[Start of SUPPLIED MATERIAL]

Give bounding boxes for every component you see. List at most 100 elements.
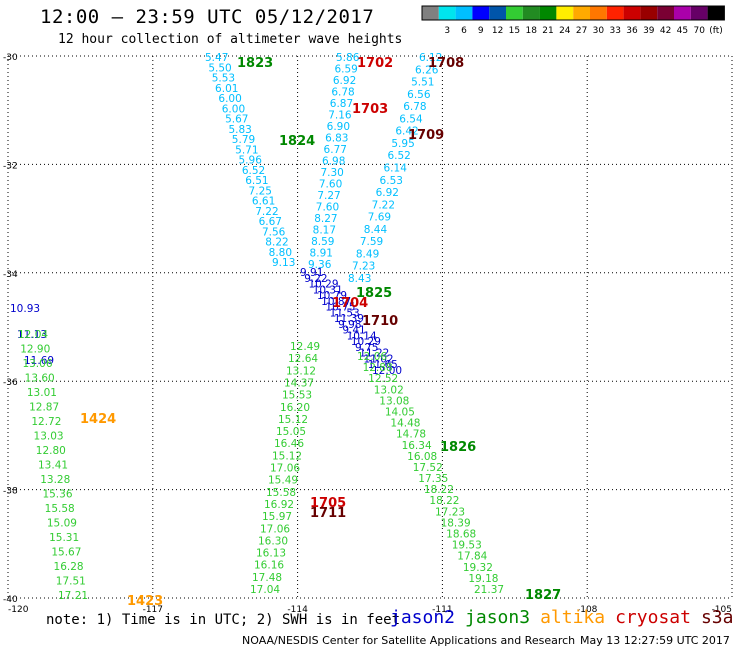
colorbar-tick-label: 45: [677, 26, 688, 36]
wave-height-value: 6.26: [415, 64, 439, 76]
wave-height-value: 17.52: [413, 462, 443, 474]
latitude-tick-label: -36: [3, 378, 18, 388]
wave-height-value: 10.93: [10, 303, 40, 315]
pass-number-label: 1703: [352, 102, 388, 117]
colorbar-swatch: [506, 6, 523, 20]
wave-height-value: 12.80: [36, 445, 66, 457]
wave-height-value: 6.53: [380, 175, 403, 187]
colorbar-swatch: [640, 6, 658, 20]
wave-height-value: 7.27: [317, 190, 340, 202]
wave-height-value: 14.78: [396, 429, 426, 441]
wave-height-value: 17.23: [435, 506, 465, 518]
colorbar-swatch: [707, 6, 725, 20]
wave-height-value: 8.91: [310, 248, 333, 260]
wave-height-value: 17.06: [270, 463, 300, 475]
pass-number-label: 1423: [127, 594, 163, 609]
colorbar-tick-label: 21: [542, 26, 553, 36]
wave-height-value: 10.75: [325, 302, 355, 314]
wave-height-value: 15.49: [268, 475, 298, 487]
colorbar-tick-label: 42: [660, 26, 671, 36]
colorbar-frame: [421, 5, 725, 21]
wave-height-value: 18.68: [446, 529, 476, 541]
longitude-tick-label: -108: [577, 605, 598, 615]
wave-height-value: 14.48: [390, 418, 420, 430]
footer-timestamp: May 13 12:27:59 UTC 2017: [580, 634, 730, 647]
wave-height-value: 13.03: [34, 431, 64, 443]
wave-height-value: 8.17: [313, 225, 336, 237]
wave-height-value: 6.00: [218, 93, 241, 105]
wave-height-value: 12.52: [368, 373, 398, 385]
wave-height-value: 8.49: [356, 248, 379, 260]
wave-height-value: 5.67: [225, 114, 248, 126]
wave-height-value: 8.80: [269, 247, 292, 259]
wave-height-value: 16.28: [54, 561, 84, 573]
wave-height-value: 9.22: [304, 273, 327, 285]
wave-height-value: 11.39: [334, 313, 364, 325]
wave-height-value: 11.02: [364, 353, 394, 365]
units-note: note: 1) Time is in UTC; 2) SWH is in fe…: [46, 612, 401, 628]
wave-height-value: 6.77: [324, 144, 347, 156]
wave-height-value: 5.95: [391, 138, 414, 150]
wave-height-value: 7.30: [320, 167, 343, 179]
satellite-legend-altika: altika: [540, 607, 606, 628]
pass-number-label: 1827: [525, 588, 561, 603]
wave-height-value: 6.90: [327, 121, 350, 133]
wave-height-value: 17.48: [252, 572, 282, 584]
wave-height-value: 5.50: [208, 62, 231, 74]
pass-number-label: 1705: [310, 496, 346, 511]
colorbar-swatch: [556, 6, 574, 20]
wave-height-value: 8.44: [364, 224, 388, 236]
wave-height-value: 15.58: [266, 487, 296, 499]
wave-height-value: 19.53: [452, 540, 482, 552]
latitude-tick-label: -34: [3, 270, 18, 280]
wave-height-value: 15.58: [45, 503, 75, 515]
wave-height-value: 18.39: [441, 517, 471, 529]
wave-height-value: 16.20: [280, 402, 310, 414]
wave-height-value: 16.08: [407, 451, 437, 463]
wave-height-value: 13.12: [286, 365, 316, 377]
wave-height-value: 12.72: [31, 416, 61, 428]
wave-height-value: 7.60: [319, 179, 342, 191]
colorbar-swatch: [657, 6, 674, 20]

[End of SUPPLIED MATERIAL]

DO THIS
Copy out, without any change, the part of the material that begins with the line containing "colorbar-tick-label: 45: [677, 26, 688, 36]" and ends with the line containing "wave-height-value: 5.67: [225, 114, 248, 126]", both of those lines included.

OUTPUT OF THE EXERCISE
colorbar-tick-label: 45: [677, 26, 688, 36]
wave-height-value: 6.26: [415, 64, 439, 76]
wave-height-value: 17.52: [413, 462, 443, 474]
latitude-tick-label: -36: [3, 378, 18, 388]
wave-height-value: 10.93: [10, 303, 40, 315]
pass-number-label: 1703: [352, 102, 388, 117]
colorbar-swatch: [506, 6, 523, 20]
wave-height-value: 12.80: [36, 445, 66, 457]
wave-height-value: 6.53: [380, 175, 403, 187]
colorbar-swatch: [640, 6, 658, 20]
wave-height-value: 7.27: [317, 190, 340, 202]
wave-height-value: 14.78: [396, 429, 426, 441]
wave-height-value: 17.23: [435, 506, 465, 518]
colorbar-swatch: [707, 6, 725, 20]
wave-height-value: 8.91: [310, 248, 333, 260]
wave-height-value: 17.06: [270, 463, 300, 475]
pass-number-label: 1423: [127, 594, 163, 609]
colorbar-tick-label: 21: [542, 26, 553, 36]
wave-height-value: 10.75: [325, 302, 355, 314]
wave-height-value: 15.49: [268, 475, 298, 487]
colorbar-tick-label: 42: [660, 26, 671, 36]
colorbar-frame: [421, 5, 725, 21]
wave-height-value: 18.68: [446, 529, 476, 541]
longitude-tick-label: -108: [577, 605, 598, 615]
wave-height-value: 14.48: [390, 418, 420, 430]
footer-timestamp: May 13 12:27:59 UTC 2017: [580, 634, 730, 647]
wave-height-value: 13.03: [34, 431, 64, 443]
wave-height-value: 8.17: [313, 225, 336, 237]
wave-height-value: 6.00: [218, 93, 241, 105]
wave-height-value: 12.52: [368, 373, 398, 385]
wave-height-value: 8.49: [356, 248, 379, 260]
wave-height-value: 5.67: [225, 114, 248, 126]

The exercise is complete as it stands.